■ **PROBLEM**: Output the lines that follow exactly as they are.

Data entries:
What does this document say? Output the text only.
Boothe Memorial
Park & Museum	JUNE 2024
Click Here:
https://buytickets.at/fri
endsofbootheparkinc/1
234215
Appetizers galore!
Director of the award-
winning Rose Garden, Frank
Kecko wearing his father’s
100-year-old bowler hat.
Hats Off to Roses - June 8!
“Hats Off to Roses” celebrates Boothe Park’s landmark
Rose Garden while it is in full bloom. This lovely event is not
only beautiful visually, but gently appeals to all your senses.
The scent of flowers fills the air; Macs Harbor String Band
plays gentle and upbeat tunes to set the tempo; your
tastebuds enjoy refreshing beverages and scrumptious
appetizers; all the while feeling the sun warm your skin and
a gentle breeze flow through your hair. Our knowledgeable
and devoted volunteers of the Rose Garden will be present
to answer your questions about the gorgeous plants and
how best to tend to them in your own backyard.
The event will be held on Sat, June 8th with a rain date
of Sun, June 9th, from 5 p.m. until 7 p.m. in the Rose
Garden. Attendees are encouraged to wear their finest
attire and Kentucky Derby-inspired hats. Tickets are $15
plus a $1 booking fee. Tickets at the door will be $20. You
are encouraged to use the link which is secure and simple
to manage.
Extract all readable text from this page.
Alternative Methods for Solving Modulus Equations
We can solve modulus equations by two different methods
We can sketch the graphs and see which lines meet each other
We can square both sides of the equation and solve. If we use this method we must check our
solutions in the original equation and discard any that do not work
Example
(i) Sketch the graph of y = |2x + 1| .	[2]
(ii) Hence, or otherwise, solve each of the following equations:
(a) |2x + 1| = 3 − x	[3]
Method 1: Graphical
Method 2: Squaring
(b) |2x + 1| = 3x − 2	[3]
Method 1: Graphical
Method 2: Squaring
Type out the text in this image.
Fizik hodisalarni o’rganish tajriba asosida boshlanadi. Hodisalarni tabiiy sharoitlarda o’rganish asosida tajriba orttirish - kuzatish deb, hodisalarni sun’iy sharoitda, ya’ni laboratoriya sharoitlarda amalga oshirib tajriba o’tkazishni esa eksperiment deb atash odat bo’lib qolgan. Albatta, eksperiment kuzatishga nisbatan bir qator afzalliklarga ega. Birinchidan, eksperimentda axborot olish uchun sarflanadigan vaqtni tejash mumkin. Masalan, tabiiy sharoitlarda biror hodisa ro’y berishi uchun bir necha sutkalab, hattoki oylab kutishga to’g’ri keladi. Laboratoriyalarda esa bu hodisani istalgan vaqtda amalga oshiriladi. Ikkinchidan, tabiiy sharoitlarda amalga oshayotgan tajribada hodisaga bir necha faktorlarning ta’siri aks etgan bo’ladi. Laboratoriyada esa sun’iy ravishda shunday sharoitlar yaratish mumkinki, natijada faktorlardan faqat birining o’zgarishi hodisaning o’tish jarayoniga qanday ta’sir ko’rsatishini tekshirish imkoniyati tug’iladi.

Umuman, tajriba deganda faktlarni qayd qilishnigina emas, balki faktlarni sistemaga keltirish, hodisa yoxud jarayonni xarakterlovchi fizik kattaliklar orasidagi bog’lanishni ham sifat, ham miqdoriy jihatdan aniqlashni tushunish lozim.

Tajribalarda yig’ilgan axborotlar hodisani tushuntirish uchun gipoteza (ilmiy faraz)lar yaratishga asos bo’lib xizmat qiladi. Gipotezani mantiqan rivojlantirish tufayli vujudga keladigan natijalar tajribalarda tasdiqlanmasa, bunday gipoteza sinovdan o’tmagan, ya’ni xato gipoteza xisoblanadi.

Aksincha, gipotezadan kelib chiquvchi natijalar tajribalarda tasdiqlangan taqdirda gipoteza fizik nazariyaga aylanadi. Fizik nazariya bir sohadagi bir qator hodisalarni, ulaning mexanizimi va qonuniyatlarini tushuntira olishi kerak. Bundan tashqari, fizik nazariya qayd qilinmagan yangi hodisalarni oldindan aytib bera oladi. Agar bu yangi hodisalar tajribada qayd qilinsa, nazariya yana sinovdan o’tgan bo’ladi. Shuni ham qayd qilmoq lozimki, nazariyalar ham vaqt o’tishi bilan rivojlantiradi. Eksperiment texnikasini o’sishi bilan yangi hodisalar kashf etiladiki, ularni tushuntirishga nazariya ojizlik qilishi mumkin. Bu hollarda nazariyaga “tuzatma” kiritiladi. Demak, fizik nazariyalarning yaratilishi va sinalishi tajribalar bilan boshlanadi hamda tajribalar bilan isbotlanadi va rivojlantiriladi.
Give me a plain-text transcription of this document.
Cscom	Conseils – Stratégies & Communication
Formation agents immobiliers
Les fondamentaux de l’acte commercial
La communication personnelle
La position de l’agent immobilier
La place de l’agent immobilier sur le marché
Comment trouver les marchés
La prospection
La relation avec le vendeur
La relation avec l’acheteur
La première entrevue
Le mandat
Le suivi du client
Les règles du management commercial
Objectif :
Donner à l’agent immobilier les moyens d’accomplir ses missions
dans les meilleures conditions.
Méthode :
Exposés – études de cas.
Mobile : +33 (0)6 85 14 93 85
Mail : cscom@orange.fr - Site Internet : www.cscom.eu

■ **EXERCISE SOLUTION**:
What does this document say? Output the text only.
Boothe Memorial
Park & Museum	JUNE 2024
Click Here:
https://buytickets.at/fri
endsofbootheparkinc/1
234215
Appetizers galore!
Director of the award-
winning Rose Garden, Frank
Kecko wearing his father’s
100-year-old bowler hat.
Hats Off to Roses - June 8!
“Hats Off to Roses” celebrates Boothe Park’s landmark
Rose Garden while it is in full bloom. This lovely event is not
only beautiful visually, but gently appeals to all your senses.
The scent of flowers fills the air; Macs Harbor String Band
plays gentle and upbeat tunes to set the tempo; your
tastebuds enjoy refreshing beverages and scrumptious
appetizers; all the while feeling the sun warm your skin and
a gentle breeze flow through your hair. Our knowledgeable
and devoted volunteers of the Rose Garden will be present
to answer your questions about the gorgeous plants and
how best to tend to them in your own backyard.
The event will be held on Sat, June 8th with a rain date
of Sun, June 9th, from 5 p.m. until 7 p.m. in the Rose
Garden. Attendees are encouraged to wear their finest
attire and Kentucky Derby-inspired hats. Tickets are $15
plus a $1 booking fee. Tickets at the door will be $20. You
are encouraged to use the link which is secure and simple
to manage.
Extract all readable text from this page.
Alternative Methods for Solving Modulus Equations
We can solve modulus equations by two different methods
We can sketch the graphs and see which lines meet each other
We can square both sides of the equation and solve. If we use this method we must check our
solutions in the original equation and discard any that do not work
Example
(i) Sketch the graph of y = |2x + 1| .	[2]
(ii) Hence, or otherwise, solve each of the following equations:
(a) |2x + 1| = 3 − x	[3]
Method 1: Graphical
Method 2: Squaring
(b) |2x + 1| = 3x − 2	[3]
Method 1: Graphical
Method 2: Squaring
Type out the text in this image.
Fizik hodisalarni o’rganish tajriba asosida boshlanadi. Hodisalarni tabiiy sharoitlarda o’rganish asosida tajriba orttirish - kuzatish deb, hodisalarni sun’iy sharoitda, ya’ni laboratoriya sharoitlarda amalga oshirib tajriba o’tkazishni esa eksperiment deb atash odat bo’lib qolgan. Albatta, eksperiment kuzatishga nisbatan bir qator afzalliklarga ega. Birinchidan, eksperimentda axborot olish uchun sarflanadigan vaqtni tejash mumkin. Masalan, tabiiy sharoitlarda biror hodisa ro’y berishi uchun bir necha sutkalab, hattoki oylab kutishga to’g’ri keladi. Laboratoriyalarda esa bu hodisani istalgan vaqtda amalga oshiriladi. Ikkinchidan, tabiiy sharoitlarda amalga oshayotgan tajribada hodisaga bir necha faktorlarning ta’siri aks etgan bo’ladi. Laboratoriyada esa sun’iy ravishda shunday sharoitlar yaratish mumkinki, natijada faktorlardan faqat birining o’zgarishi hodisaning o’tish jarayoniga qanday ta’sir ko’rsatishini tekshirish imkoniyati tug’iladi.

Umuman, tajriba deganda faktlarni qayd qilishnigina emas, balki faktlarni sistemaga keltirish, hodisa yoxud jarayonni xarakterlovchi fizik kattaliklar orasidagi bog’lanishni ham sifat, ham miqdoriy jihatdan aniqlashni tushunish lozim.

Tajribalarda yig’ilgan axborotlar hodisani tushuntirish uchun gipoteza (ilmiy faraz)lar yaratishga asos bo’lib xizmat qiladi. Gipotezani mantiqan rivojlantirish tufayli vujudga keladigan natijalar tajribalarda tasdiqlanmasa, bunday gipoteza sinovdan o’tmagan, ya’ni xato gipoteza xisoblanadi.

Aksincha, gipotezadan kelib chiquvchi natijalar tajribalarda tasdiqlangan taqdirda gipoteza fizik nazariyaga aylanadi. Fizik nazariya bir sohadagi bir qator hodisalarni, ulaning mexanizimi va qonuniyatlarini tushuntira olishi kerak. Bundan tashqari, fizik nazariya qayd qilinmagan yangi hodisalarni oldindan aytib bera oladi. Agar bu yangi hodisalar tajribada qayd qilinsa, nazariya yana sinovdan o’tgan bo’ladi. Shuni ham qayd qilmoq lozimki, nazariyalar ham vaqt o’tishi bilan rivojlantiradi. Eksperiment texnikasini o’sishi bilan yangi hodisalar kashf etiladiki, ularni tushuntirishga nazariya ojizlik qilishi mumkin. Bu hollarda nazariyaga “tuzatma” kiritiladi. Demak, fizik nazariyalarning yaratilishi va sinalishi tajribalar bilan boshlanadi hamda tajribalar bilan isbotlanadi va rivojlantiriladi.
Give me a plain-text transcription of this document.
Cscom	Conseils – Stratégies & Communication
Formation agents immobiliers
Les fondamentaux de l’acte commercial
La communication personnelle
La position de l’agent immobilier
La place de l’agent immobilier sur le marché
Comment trouver les marchés
La prospection
La relation avec le vendeur
La relation avec l’acheteur
La première entrevue
Le mandat
Le suivi du client
Les règles du management commercial
Objectif :
Donner à l’agent immobilier les moyens d’accomplir ses missions
dans les meilleures conditions.
Méthode :
Exposés – études de cas.
Mobile : +33 (0)6 85 14 93 85
Mail : cscom@orange.fr - Site Internet : www.cscom.eu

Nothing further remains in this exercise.